- Exercise goal
If a line of the data below holds the string "series", copy it.

- Material for this exercise
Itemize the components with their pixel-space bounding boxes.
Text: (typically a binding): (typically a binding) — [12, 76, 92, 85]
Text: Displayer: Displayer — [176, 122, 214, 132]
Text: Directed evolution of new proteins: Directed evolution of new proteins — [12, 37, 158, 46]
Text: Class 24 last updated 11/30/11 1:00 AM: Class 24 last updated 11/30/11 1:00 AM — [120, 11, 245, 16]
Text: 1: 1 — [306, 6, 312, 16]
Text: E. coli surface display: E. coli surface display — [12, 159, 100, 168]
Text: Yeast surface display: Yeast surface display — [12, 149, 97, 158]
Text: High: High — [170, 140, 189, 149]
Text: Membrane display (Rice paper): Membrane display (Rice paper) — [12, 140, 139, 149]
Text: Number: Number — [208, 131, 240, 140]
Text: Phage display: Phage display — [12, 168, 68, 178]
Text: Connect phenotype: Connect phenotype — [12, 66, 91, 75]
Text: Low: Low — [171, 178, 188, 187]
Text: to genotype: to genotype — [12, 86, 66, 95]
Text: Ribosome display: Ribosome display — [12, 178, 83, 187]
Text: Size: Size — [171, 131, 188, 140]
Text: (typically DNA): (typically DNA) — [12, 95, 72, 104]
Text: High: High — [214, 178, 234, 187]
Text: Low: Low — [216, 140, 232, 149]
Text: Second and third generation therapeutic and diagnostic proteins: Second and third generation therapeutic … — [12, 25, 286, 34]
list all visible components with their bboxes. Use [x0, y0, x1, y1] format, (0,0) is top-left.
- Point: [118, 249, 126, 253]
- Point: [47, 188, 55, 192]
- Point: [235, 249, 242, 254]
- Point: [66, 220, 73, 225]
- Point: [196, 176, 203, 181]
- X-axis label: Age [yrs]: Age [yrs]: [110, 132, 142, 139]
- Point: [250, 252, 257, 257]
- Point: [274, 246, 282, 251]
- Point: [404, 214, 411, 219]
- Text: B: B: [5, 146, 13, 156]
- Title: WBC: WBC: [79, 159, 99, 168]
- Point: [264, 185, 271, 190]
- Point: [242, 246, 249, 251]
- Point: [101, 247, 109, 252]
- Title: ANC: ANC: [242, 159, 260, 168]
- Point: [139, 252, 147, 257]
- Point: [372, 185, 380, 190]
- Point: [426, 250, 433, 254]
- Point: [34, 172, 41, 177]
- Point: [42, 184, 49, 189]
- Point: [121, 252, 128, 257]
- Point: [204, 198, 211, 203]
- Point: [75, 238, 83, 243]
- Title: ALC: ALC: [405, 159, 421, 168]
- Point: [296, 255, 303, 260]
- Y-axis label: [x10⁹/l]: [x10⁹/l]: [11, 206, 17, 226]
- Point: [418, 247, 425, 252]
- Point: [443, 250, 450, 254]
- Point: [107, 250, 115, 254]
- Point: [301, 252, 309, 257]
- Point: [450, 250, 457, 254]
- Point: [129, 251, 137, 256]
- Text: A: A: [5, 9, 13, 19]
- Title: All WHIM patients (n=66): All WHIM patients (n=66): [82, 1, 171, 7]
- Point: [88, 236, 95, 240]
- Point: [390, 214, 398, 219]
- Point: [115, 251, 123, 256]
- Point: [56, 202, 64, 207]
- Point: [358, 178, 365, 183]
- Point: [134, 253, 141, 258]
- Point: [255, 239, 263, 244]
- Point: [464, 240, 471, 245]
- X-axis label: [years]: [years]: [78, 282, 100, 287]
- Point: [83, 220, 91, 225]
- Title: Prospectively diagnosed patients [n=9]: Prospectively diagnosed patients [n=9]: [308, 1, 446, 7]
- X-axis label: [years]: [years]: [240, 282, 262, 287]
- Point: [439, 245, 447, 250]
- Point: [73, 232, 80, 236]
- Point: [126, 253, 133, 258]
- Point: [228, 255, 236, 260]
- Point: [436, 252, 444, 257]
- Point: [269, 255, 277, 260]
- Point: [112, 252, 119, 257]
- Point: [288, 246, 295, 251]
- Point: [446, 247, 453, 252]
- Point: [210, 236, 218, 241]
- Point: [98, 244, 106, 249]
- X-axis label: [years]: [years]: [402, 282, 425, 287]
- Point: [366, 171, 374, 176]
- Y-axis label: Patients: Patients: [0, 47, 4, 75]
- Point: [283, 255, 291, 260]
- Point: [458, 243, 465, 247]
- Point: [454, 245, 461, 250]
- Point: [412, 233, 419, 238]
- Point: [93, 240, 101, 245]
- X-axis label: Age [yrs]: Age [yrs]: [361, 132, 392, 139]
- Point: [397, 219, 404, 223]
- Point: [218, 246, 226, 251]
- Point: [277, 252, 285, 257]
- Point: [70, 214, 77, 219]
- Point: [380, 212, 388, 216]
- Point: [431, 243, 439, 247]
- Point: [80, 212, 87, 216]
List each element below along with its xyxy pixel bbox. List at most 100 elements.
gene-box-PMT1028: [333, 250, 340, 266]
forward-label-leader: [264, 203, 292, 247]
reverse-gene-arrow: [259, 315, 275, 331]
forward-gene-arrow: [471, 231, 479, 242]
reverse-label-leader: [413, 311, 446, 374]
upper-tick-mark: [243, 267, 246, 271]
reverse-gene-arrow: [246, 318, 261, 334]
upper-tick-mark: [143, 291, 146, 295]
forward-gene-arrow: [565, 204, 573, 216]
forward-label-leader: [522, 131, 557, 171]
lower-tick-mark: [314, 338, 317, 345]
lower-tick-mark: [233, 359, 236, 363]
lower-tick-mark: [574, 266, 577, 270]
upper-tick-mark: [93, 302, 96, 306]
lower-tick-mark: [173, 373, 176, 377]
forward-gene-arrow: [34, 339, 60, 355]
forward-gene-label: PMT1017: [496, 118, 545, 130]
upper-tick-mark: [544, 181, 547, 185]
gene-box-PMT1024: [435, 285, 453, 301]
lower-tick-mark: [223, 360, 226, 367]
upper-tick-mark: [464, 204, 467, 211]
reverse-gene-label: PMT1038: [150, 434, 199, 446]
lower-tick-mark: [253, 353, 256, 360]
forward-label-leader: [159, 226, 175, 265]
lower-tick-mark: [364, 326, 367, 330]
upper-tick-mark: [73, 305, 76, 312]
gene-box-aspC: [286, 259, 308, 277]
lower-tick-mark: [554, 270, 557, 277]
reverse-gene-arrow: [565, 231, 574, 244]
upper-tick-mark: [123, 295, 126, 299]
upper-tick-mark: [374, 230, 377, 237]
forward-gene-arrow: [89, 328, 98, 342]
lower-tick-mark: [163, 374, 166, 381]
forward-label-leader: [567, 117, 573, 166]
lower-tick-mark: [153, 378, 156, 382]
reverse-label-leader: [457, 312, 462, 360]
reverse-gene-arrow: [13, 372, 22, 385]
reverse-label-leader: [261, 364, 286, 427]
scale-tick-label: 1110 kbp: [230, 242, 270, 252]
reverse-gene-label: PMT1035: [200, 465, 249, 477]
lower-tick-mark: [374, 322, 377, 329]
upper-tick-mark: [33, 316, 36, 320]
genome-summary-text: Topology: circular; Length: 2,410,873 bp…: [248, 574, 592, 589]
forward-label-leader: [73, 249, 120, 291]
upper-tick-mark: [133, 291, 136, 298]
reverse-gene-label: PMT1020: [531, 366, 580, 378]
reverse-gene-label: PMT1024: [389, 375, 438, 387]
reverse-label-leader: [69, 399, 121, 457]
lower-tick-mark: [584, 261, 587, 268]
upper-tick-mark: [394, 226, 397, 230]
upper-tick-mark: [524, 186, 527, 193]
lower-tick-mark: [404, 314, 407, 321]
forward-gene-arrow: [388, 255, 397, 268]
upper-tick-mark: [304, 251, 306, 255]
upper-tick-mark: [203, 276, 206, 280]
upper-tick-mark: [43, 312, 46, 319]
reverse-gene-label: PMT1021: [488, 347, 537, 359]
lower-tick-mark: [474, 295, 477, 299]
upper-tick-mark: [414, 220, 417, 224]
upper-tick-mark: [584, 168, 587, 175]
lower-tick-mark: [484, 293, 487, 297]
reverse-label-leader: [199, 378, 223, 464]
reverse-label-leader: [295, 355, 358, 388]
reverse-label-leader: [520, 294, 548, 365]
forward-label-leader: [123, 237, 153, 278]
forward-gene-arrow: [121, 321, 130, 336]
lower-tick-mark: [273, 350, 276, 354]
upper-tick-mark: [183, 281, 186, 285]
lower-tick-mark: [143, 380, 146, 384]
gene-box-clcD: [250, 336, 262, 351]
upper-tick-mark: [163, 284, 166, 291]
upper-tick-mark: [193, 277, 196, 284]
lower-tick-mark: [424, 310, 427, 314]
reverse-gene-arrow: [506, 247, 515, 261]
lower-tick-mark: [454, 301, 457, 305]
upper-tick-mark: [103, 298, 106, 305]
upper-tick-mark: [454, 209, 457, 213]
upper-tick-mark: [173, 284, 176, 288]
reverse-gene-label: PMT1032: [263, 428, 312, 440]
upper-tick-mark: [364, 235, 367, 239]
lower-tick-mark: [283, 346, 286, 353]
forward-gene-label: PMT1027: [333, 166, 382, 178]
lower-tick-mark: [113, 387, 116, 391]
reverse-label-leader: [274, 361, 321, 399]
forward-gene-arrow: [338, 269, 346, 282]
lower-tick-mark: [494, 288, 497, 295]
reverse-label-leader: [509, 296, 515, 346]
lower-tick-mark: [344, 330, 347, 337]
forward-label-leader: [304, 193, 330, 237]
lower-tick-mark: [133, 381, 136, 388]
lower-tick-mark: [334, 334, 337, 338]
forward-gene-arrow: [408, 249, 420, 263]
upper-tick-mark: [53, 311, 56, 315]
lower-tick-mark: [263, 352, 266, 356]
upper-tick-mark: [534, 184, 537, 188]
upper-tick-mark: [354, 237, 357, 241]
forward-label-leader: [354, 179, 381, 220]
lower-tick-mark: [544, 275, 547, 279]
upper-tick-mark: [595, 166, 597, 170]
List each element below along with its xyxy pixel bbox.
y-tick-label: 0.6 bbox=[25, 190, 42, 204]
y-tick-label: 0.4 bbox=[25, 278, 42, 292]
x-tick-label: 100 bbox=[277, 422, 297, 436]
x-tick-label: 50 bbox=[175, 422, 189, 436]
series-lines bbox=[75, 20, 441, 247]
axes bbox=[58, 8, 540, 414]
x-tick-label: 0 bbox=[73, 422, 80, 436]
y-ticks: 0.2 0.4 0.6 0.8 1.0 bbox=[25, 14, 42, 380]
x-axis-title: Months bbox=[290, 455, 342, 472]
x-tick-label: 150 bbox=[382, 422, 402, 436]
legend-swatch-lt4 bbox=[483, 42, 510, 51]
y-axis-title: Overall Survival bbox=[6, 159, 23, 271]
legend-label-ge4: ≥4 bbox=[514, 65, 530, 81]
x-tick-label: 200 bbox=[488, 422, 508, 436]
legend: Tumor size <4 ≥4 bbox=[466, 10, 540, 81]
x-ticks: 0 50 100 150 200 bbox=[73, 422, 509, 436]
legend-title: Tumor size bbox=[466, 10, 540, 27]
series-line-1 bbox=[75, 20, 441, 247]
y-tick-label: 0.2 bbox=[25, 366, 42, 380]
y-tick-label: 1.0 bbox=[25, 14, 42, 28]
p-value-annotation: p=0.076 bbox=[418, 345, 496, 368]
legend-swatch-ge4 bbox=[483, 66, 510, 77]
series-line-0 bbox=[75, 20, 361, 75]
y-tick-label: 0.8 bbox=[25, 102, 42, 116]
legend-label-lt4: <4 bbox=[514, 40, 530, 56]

- Written response
series-lines bbox=[75, 20, 441, 247]
series-line-1 bbox=[75, 20, 441, 247]
series-line-0 bbox=[75, 20, 361, 75]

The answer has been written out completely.